§ **Exercise objective**:
All lines featuring the string "蔡澜点心" are to be listed.

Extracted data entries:
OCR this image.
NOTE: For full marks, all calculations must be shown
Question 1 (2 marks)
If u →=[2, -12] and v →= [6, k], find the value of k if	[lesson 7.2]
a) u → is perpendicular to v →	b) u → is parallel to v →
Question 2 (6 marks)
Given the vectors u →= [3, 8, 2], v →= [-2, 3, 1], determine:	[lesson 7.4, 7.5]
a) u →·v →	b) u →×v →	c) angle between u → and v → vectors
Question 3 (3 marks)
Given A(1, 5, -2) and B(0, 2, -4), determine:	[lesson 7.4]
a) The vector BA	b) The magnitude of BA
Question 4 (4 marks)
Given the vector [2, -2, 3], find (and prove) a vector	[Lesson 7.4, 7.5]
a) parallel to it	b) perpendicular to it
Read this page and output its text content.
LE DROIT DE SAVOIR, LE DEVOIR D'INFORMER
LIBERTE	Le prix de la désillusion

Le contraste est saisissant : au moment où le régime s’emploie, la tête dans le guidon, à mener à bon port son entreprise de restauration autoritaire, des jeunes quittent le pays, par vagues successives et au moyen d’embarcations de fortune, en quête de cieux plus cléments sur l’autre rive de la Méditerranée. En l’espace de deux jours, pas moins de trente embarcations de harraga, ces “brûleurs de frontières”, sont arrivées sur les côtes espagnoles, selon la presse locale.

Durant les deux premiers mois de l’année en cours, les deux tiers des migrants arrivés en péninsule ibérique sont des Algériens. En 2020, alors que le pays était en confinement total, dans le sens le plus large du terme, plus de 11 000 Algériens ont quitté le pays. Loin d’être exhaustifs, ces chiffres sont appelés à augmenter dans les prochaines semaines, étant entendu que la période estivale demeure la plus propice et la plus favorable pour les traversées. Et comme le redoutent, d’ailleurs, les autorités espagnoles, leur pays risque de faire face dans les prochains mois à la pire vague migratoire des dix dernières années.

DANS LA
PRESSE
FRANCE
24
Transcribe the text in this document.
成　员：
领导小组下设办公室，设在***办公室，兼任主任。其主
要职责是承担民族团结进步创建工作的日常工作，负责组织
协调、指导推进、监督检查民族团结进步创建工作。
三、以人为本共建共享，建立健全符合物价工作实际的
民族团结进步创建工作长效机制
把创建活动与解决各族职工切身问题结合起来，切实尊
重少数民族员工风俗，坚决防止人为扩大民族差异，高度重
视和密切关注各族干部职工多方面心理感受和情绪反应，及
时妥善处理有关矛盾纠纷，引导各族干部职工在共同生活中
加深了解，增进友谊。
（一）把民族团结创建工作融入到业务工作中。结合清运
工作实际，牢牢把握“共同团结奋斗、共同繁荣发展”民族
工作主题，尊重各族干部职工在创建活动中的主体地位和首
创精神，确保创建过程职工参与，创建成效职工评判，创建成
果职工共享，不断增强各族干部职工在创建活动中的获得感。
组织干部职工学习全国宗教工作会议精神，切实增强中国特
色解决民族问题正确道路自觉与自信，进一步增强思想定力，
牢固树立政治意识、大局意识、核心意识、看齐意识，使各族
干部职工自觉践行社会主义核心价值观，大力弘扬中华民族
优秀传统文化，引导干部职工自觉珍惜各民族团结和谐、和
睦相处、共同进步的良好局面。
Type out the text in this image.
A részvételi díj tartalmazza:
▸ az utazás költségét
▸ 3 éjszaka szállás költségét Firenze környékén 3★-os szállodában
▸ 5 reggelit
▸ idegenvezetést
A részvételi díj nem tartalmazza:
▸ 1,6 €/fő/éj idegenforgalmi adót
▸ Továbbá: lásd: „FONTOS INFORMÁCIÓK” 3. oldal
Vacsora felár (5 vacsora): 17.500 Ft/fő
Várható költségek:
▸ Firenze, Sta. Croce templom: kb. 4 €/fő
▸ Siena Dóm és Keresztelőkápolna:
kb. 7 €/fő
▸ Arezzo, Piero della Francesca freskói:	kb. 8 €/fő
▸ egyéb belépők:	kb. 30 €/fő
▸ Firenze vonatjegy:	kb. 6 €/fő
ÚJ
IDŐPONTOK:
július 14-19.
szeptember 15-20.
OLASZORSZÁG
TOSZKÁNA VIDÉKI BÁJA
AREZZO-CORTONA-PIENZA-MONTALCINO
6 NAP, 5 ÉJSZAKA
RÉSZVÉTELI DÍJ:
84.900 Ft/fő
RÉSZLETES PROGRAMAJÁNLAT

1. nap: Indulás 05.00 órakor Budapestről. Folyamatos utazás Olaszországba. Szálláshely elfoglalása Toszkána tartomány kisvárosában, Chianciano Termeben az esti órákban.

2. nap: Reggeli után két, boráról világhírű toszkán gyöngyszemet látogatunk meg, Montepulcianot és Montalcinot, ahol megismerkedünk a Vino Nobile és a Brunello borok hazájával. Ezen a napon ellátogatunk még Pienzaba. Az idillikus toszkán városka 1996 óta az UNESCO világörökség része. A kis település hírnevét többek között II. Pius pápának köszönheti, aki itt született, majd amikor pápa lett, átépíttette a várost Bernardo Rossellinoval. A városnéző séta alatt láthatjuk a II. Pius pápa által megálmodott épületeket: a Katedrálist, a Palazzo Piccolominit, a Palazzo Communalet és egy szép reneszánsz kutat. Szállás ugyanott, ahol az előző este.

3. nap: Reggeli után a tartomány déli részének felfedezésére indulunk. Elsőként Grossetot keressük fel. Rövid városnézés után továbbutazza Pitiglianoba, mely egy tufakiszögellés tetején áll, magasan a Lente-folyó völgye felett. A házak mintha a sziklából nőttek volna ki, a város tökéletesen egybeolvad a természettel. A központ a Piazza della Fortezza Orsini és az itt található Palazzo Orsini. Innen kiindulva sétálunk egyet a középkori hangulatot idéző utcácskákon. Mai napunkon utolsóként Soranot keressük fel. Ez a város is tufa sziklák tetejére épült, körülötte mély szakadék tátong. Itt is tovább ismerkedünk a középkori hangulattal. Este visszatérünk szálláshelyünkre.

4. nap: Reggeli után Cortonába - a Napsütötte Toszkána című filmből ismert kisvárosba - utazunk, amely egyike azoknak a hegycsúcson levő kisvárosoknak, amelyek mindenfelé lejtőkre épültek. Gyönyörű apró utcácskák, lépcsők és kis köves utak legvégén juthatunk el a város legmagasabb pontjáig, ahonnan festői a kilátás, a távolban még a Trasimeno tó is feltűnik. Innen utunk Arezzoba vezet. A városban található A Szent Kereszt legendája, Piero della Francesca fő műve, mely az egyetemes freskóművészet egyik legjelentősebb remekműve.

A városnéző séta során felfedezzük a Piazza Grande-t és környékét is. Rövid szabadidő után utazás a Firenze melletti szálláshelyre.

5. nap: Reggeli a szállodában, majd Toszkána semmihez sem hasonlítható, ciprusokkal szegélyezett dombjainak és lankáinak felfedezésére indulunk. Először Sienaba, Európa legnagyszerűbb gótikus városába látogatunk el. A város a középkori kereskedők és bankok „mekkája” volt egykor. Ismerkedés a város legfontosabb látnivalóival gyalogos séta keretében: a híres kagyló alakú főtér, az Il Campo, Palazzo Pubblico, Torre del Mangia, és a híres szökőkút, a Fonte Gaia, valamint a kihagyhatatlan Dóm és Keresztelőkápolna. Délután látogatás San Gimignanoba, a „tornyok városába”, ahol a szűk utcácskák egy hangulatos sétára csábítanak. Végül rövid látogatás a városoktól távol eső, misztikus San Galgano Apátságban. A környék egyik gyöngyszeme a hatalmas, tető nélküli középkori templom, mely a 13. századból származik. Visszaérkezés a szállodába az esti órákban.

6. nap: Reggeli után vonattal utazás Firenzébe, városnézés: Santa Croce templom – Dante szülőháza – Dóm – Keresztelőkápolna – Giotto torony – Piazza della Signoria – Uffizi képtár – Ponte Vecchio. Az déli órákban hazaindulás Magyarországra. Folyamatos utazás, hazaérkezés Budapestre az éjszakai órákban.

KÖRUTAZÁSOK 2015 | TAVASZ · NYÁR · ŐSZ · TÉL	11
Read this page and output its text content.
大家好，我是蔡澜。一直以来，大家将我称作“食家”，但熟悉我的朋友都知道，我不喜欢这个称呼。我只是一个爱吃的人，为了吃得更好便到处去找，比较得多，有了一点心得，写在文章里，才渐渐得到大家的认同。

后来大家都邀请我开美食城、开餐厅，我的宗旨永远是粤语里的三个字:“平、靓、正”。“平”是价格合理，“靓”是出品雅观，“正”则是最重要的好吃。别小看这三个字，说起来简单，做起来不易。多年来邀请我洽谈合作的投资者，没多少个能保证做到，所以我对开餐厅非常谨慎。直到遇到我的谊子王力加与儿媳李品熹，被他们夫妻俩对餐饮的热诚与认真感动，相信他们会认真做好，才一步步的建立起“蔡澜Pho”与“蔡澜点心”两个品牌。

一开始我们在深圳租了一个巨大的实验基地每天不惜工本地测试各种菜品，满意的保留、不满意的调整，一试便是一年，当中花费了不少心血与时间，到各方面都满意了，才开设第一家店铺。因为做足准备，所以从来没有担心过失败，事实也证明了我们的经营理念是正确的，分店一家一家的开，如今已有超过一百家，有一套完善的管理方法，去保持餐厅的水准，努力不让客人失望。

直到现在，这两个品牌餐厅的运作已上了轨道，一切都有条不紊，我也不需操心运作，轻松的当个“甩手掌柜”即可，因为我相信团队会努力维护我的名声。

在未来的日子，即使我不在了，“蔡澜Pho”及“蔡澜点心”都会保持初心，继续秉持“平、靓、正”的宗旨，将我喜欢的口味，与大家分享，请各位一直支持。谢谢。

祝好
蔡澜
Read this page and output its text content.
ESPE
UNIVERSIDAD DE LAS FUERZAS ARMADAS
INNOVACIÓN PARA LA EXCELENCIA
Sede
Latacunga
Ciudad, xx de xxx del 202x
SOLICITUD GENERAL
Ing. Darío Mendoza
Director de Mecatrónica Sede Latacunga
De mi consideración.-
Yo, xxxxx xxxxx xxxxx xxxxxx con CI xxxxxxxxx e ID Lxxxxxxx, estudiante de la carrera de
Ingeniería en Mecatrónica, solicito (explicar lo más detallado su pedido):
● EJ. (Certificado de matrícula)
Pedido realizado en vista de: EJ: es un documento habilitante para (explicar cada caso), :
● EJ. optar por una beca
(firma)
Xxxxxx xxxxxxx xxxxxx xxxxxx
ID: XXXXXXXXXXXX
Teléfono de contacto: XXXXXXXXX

§ **Full output**:
后来大家都邀请我开美食城、开餐厅，我的宗旨永远是粤语里的三个字:“平、靓、正”。“平”是价格合理，“靓”是出品雅观，“正”则是最重要的好吃。别小看这三个字，说起来简单，做起来不易。多年来邀请我洽谈合作的投资者，没多少个能保证做到，所以我对开餐厅非常谨慎。直到遇到我的谊子王力加与儿媳李品熹，被他们夫妻俩对餐饮的热诚与认真感动，相信他们会认真做好，才一步步的建立起“蔡澜Pho”与“蔡澜点心”两个品牌。
在未来的日子，即使我不在了，“蔡澜Pho”及“蔡澜点心”都会保持初心，继续秉持“平、靓、正”的宗旨，将我喜欢的口味，与大家分享，请各位一直支持。谢谢。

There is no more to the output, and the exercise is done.